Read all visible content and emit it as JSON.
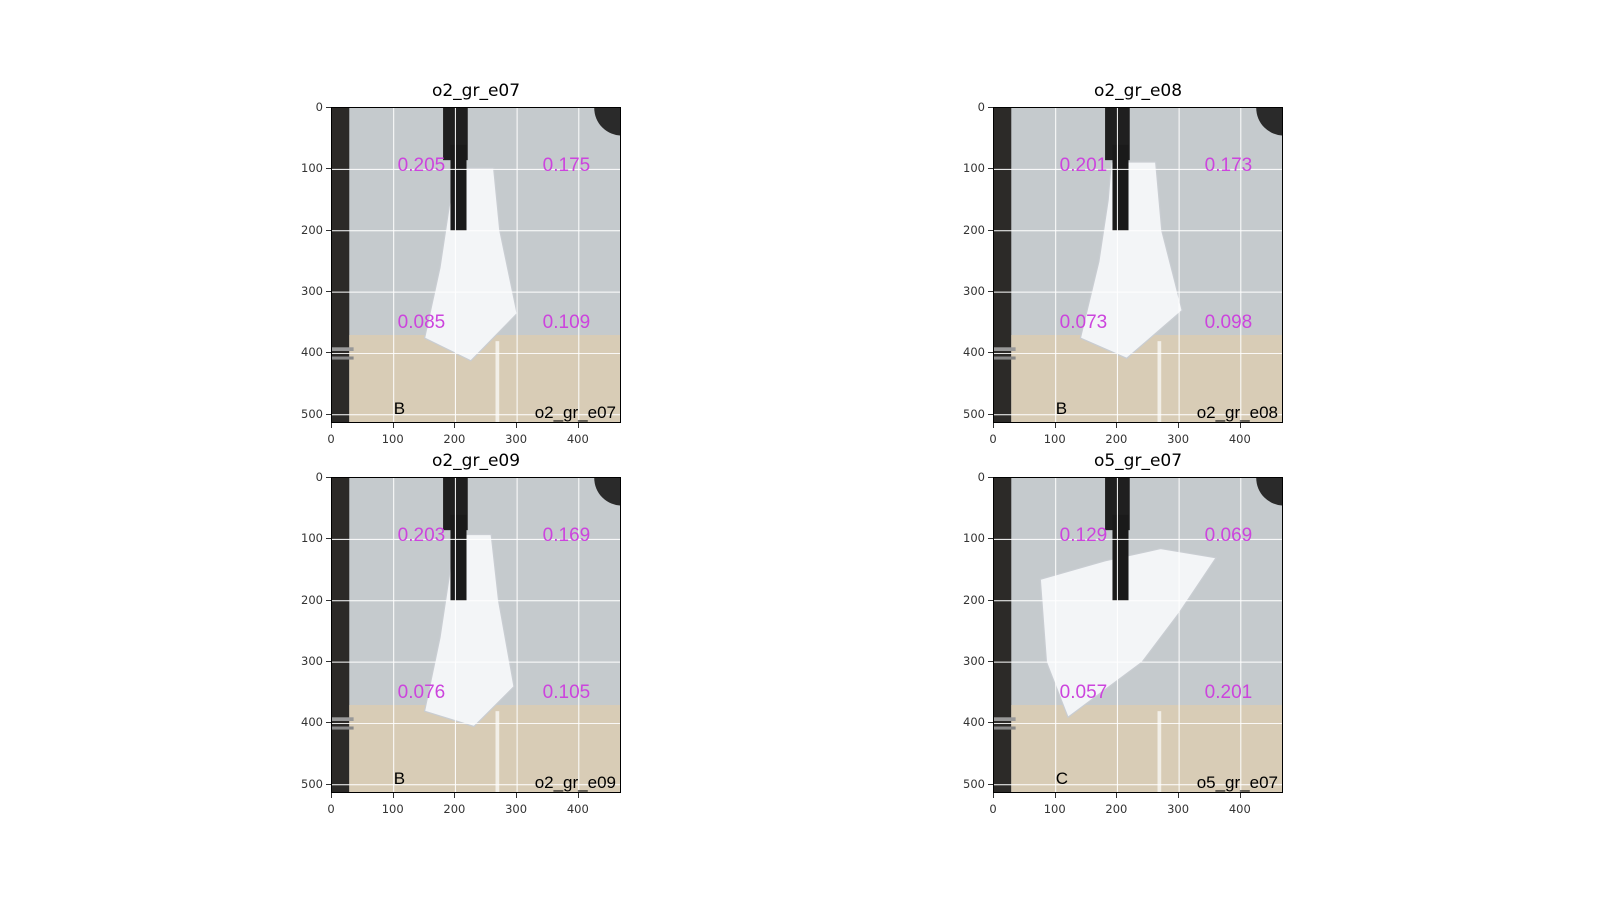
{
  "panels": [
    {
      "title": "o2_gr_e07",
      "letter": "B",
      "tag": "o2_gr_e07",
      "values": [
        "0.205",
        "0.175",
        "0.085",
        "0.109"
      ]
    },
    {
      "title": "o2_gr_e08",
      "letter": "B",
      "tag": "o2_gr_e08",
      "values": [
        "0.201",
        "0.173",
        "0.073",
        "0.098"
      ]
    },
    {
      "title": "o2_gr_e09",
      "letter": "B",
      "tag": "o2_gr_e09",
      "values": [
        "0.203",
        "0.169",
        "0.076",
        "0.105"
      ]
    },
    {
      "title": "o5_gr_e07",
      "letter": "C",
      "tag": "o5_gr_e07",
      "values": [
        "0.129",
        "0.069",
        "0.057",
        "0.201"
      ]
    }
  ],
  "axes": {
    "y_ticks": [
      "0",
      "100",
      "200",
      "300",
      "400",
      "500"
    ],
    "x_ticks": [
      "0",
      "100",
      "200",
      "300",
      "400"
    ]
  },
  "colors": {
    "value_text": "#cc44dd",
    "grid": "#ffffff",
    "wall": "#c5cacd",
    "floor": "#d8ccb6"
  }
}
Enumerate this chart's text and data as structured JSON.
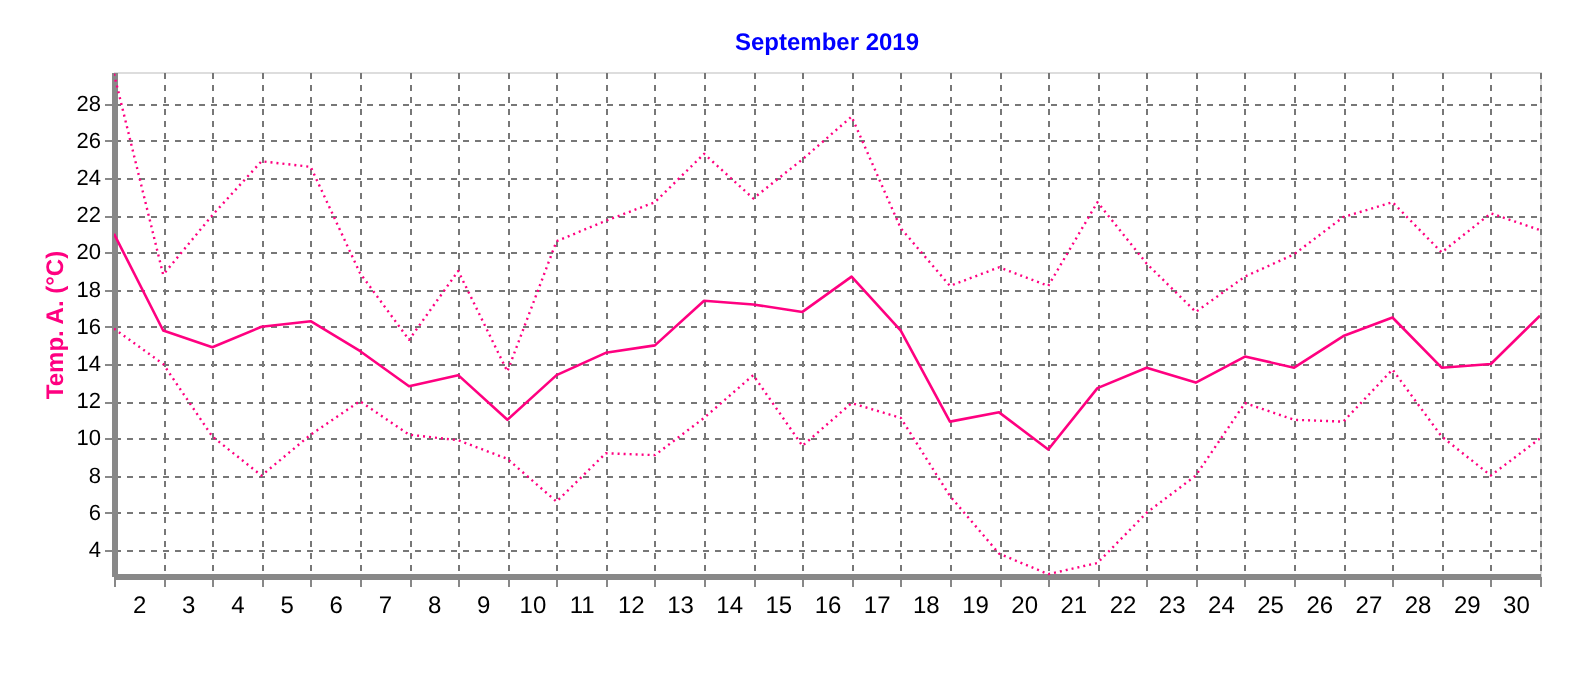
{
  "chart_data": {
    "type": "line",
    "title": "September 2019",
    "ylabel": "Temp. A. (°C)",
    "x": [
      1.5,
      2.5,
      3.5,
      4.5,
      5.5,
      6.5,
      7.5,
      8.5,
      9.5,
      10.5,
      11.5,
      12.5,
      13.5,
      14.5,
      15.5,
      16.5,
      17.5,
      18.5,
      19.5,
      20.5,
      21.5,
      22.5,
      23.5,
      24.5,
      25.5,
      26.5,
      27.5,
      28.5,
      29.5,
      30.5
    ],
    "series": [
      {
        "color": "#ff0080",
        "line_style": "dotted",
        "values": [
          29.6,
          18.8,
          22.0,
          24.9,
          24.6,
          18.9,
          15.3,
          19.0,
          13.6,
          20.6,
          21.7,
          22.7,
          25.3,
          22.9,
          25.0,
          27.3,
          21.3,
          18.2,
          19.2,
          18.2,
          22.7,
          19.4,
          16.8,
          18.7,
          19.9,
          21.9,
          22.7,
          20.0,
          22.1,
          21.2
        ]
      },
      {
        "color": "#ff0080",
        "line_style": "solid",
        "values": [
          21.0,
          15.8,
          14.9,
          16.0,
          16.3,
          14.7,
          12.8,
          13.4,
          11.0,
          13.4,
          14.6,
          15.0,
          17.4,
          17.2,
          16.8,
          18.7,
          15.8,
          10.9,
          11.4,
          9.4,
          12.7,
          13.8,
          13.0,
          14.4,
          13.8,
          15.5,
          16.5,
          13.8,
          14.0,
          16.6
        ]
      },
      {
        "color": "#ff0080",
        "line_style": "dotted",
        "values": [
          15.9,
          14.0,
          10.1,
          8.0,
          10.2,
          12.0,
          10.2,
          9.9,
          8.9,
          6.6,
          9.2,
          9.1,
          11.1,
          13.4,
          9.6,
          11.9,
          11.1,
          6.9,
          3.8,
          2.7,
          3.3,
          6.0,
          8.0,
          11.9,
          11.0,
          10.9,
          13.7,
          10.1,
          8.0,
          10.0
        ]
      }
    ],
    "xlim": [
      1.5,
      30.5
    ],
    "xticks": [
      {
        "value": 1.5,
        "label": null
      },
      2,
      {
        "value": 2.5,
        "label": null
      },
      3,
      {
        "value": 3.5,
        "label": null
      },
      4,
      {
        "value": 4.5,
        "label": null
      },
      5,
      {
        "value": 5.5,
        "label": null
      },
      6,
      {
        "value": 6.5,
        "label": null
      },
      7,
      {
        "value": 7.5,
        "label": null
      },
      8,
      {
        "value": 8.5,
        "label": null
      },
      9,
      {
        "value": 9.5,
        "label": null
      },
      10,
      {
        "value": 10.5,
        "label": null
      },
      11,
      {
        "value": 11.5,
        "label": null
      },
      12,
      {
        "value": 12.5,
        "label": null
      },
      13,
      {
        "value": 13.5,
        "label": null
      },
      14,
      {
        "value": 14.5,
        "label": null
      },
      15,
      {
        "value": 15.5,
        "label": null
      },
      16,
      {
        "value": 16.5,
        "label": null
      },
      17,
      {
        "value": 17.5,
        "label": null
      },
      18,
      {
        "value": 18.5,
        "label": null
      },
      19,
      {
        "value": 19.5,
        "label": null
      },
      20,
      {
        "value": 20.5,
        "label": null
      },
      21,
      {
        "value": 21.5,
        "label": null
      },
      22,
      {
        "value": 22.5,
        "label": null
      },
      23,
      {
        "value": 23.5,
        "label": null
      },
      24,
      {
        "value": 24.5,
        "label": null
      },
      25,
      {
        "value": 25.5,
        "label": null
      },
      26,
      {
        "value": 26.5,
        "label": null
      },
      27,
      {
        "value": 27.5,
        "label": null
      },
      28,
      {
        "value": 28.5,
        "label": null
      },
      29,
      {
        "value": 29.5,
        "label": null
      },
      30,
      {
        "value": 30.5,
        "label": null
      }
    ],
    "ylim": [
      2.6,
      29.7
    ],
    "yticks": [
      4,
      6,
      8,
      10,
      12,
      14,
      16,
      18,
      20,
      22,
      24,
      26,
      28
    ],
    "grid": true,
    "marker": "none"
  }
}
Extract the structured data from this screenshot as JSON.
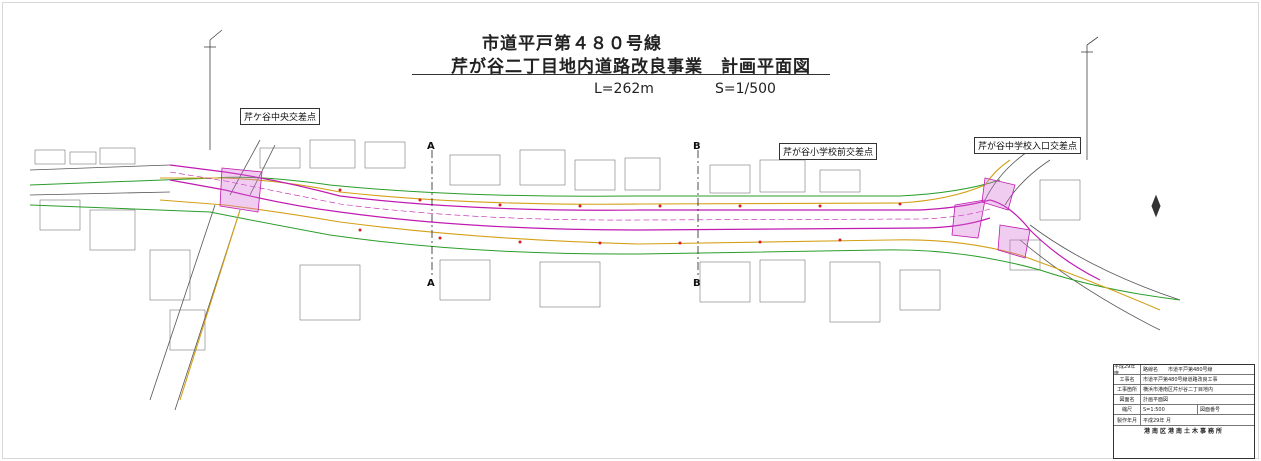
{
  "title": {
    "line1": "市道平戸第４８０号線",
    "line2": "芹が谷二丁目地内道路改良事業　計画平面図",
    "length": "L=262m",
    "scale": "S=1/500"
  },
  "intersections": [
    {
      "label": "芹ケ谷中央交差点"
    },
    {
      "label": "芹が谷小学校前交差点"
    },
    {
      "label": "芹が谷中学校入口交差点"
    }
  ],
  "section_marks": [
    "A",
    "A",
    "B",
    "B"
  ],
  "title_block": {
    "rows": [
      {
        "key": "平成29年度",
        "value": "路線名　　市道平戸第480号線"
      },
      {
        "key": "工事名",
        "value": "市道平戸第480号線道路改良工事"
      },
      {
        "key": "工事箇所",
        "value": "横浜市港南区芹が谷二丁目地内"
      },
      {
        "key": "図面名",
        "value": "計画平面図"
      },
      {
        "key": "縮尺",
        "value_a": "S=1:500",
        "value_b": "図面番号"
      },
      {
        "key": "製作年月",
        "value": "平成29年 月"
      }
    ],
    "footer": "港南区港南土木事務所"
  },
  "colors": {
    "road_centerline": "#c01ab0",
    "curb": "#d4a017",
    "boundary": "#2a9d2a",
    "crosswalk": "#d46fd4",
    "drawing": "#555555"
  }
}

------------------------

#### [Task to complete]
Go back to the records above and write them out exactly, without the pictures.

#### [Output of the exercise]
Read all visible content and emit it as JSON.
{
  "panels": [
    {
      "title": "o2_gr_e07",
      "letter": "B",
      "tag": "o2_gr_e07",
      "values": [
        "0.205",
        "0.175",
        "0.085",
        "0.109"
      ]
    },
    {
      "title": "o2_gr_e08",
      "letter": "B",
      "tag": "o2_gr_e08",
      "values": [
        "0.201",
        "0.173",
        "0.073",
        "0.098"
      ]
    },
    {
      "title": "o2_gr_e09",
      "letter": "B",
      "tag": "o2_gr_e09",
      "values": [
        "0.203",
        "0.169",
        "0.076",
        "0.105"
      ]
    },
    {
      "title": "o5_gr_e07",
      "letter": "C",
      "tag": "o5_gr_e07",
      "values": [
        "0.129",
        "0.069",
        "0.057",
        "0.201"
      ]
    }
  ],
  "axes": {
    "y_ticks": [
      "0",
      "100",
      "200",
      "300",
      "400",
      "500"
    ],
    "x_ticks": [
      "0",
      "100",
      "200",
      "300",
      "400"
    ]
  },
  "colors": {
    "value_text": "#cc44dd",
    "grid": "#ffffff",
    "wall": "#c5cacd",
    "floor": "#d8ccb6"
  }
}
Enumerate this chart's text and data as structured JSON.
{
  "chart_data": {
    "type": "line",
    "title": "September 2019",
    "ylabel": "Temp. A. (°C)",
    "x": [
      1.5,
      2.5,
      3.5,
      4.5,
      5.5,
      6.5,
      7.5,
      8.5,
      9.5,
      10.5,
      11.5,
      12.5,
      13.5,
      14.5,
      15.5,
      16.5,
      17.5,
      18.5,
      19.5,
      20.5,
      21.5,
      22.5,
      23.5,
      24.5,
      25.5,
      26.5,
      27.5,
      28.5,
      29.5,
      30.5
    ],
    "series": [
      {
        "color": "#ff0080",
        "line_style": "dotted",
        "values": [
          29.6,
          18.8,
          22.0,
          24.9,
          24.6,
          18.9,
          15.3,
          19.0,
          13.6,
          20.6,
          21.7,
          22.7,
          25.3,
          22.9,
          25.0,
          27.3,
          21.3,
          18.2,
          19.2,
          18.2,
          22.7,
          19.4,
          16.8,
          18.7,
          19.9,
          21.9,
          22.7,
          20.0,
          22.1,
          21.2
        ]
      },
      {
        "color": "#ff0080",
        "line_style": "solid",
        "values": [
          21.0,
          15.8,
          14.9,
          16.0,
          16.3,
          14.7,
          12.8,
          13.4,
          11.0,
          13.4,
          14.6,
          15.0,
          17.4,
          17.2,
          16.8,
          18.7,
          15.8,
          10.9,
          11.4,
          9.4,
          12.7,
          13.8,
          13.0,
          14.4,
          13.8,
          15.5,
          16.5,
          13.8,
          14.0,
          16.6
        ]
      },
      {
        "color": "#ff0080",
        "line_style": "dotted",
        "values": [
          15.9,
          14.0,
          10.1,
          8.0,
          10.2,
          12.0,
          10.2,
          9.9,
          8.9,
          6.6,
          9.2,
          9.1,
          11.1,
          13.4,
          9.6,
          11.9,
          11.1,
          6.9,
          3.8,
          2.7,
          3.3,
          6.0,
          8.0,
          11.9,
          11.0,
          10.9,
          13.7,
          10.1,
          8.0,
          10.0
        ]
      }
    ],
    "xlim": [
      1.5,
      30.5
    ],
    "xticks": [
      {
        "value": 1.5,
        "label": null
      },
      2,
      {
        "value": 2.5,
        "label": null
      },
      3,
      {
        "value": 3.5,
        "label": null
      },
      4,
      {
        "value": 4.5,
        "label": null
      },
      5,
      {
        "value": 5.5,
        "label": null
      },
      6,
      {
        "value": 6.5,
        "label": null
      },
      7,
      {
        "value": 7.5,
        "label": null
      },
      8,
      {
        "value": 8.5,
        "label": null
      },
      9,
      {
        "value": 9.5,
        "label": null
      },
      10,
      {
        "value": 10.5,
        "label": null
      },
      11,
      {
        "value": 11.5,
        "label": null
      },
      12,
      {
        "value": 12.5,
        "label": null
      },
      13,
      {
        "value": 13.5,
        "label": null
      },
      14,
      {
        "value": 14.5,
        "label": null
      },
      15,
      {
        "value": 15.5,
        "label": null
      },
      16,
      {
        "value": 16.5,
        "label": null
      },
      17,
      {
        "value": 17.5,
        "label": null
      },
      18,
      {
        "value": 18.5,
        "label": null
      },
      19,
      {
        "value": 19.5,
        "label": null
      },
      20,
      {
        "value": 20.5,
        "label": null
      },
      21,
      {
        "value": 21.5,
        "label": null
      },
      22,
      {
        "value": 22.5,
        "label": null
      },
      23,
      {
        "value": 23.5,
        "label": null
      },
      24,
      {
        "value": 24.5,
        "label": null
      },
      25,
      {
        "value": 25.5,
        "label": null
      },
      26,
      {
        "value": 26.5,
        "label": null
      },
      27,
      {
        "value": 27.5,
        "label": null
      },
      28,
      {
        "value": 28.5,
        "label": null
      },
      29,
      {
        "value": 29.5,
        "label": null
      },
      30,
      {
        "value": 30.5,
        "label": null
      }
    ],
    "ylim": [
      2.6,
      29.7
    ],
    "yticks": [
      4,
      6,
      8,
      10,
      12,
      14,
      16,
      18,
      20,
      22,
      24,
      26,
      28
    ],
    "grid": true,
    "marker": "none"
  }
}
Extract the structured data from this screenshot as JSON.
{
  "title": {
    "line1": "市道平戸第４８０号線",
    "line2": "芹が谷二丁目地内道路改良事業　計画平面図",
    "length": "L=262m",
    "scale": "S=1/500"
  },
  "intersections": [
    {
      "label": "芹ケ谷中央交差点"
    },
    {
      "label": "芹が谷小学校前交差点"
    },
    {
      "label": "芹が谷中学校入口交差点"
    }
  ],
  "section_marks": [
    "A",
    "A",
    "B",
    "B"
  ],
  "title_block": {
    "rows": [
      {
        "key": "平成29年度",
        "value": "路線名　　市道平戸第480号線"
      },
      {
        "key": "工事名",
        "value": "市道平戸第480号線道路改良工事"
      },
      {
        "key": "工事箇所",
        "value": "横浜市港南区芹が谷二丁目地内"
      },
      {
        "key": "図面名",
        "value": "計画平面図"
      },
      {
        "key": "縮尺",
        "value_a": "S=1:500",
        "value_b": "図面番号"
      },
      {
        "key": "製作年月",
        "value": "平成29年 月"
      }
    ],
    "footer": "港南区港南土木事務所"
  },
  "colors": {
    "road_centerline": "#c01ab0",
    "curb": "#d4a017",
    "boundary": "#2a9d2a",
    "crosswalk": "#d46fd4",
    "drawing": "#555555"
  }
}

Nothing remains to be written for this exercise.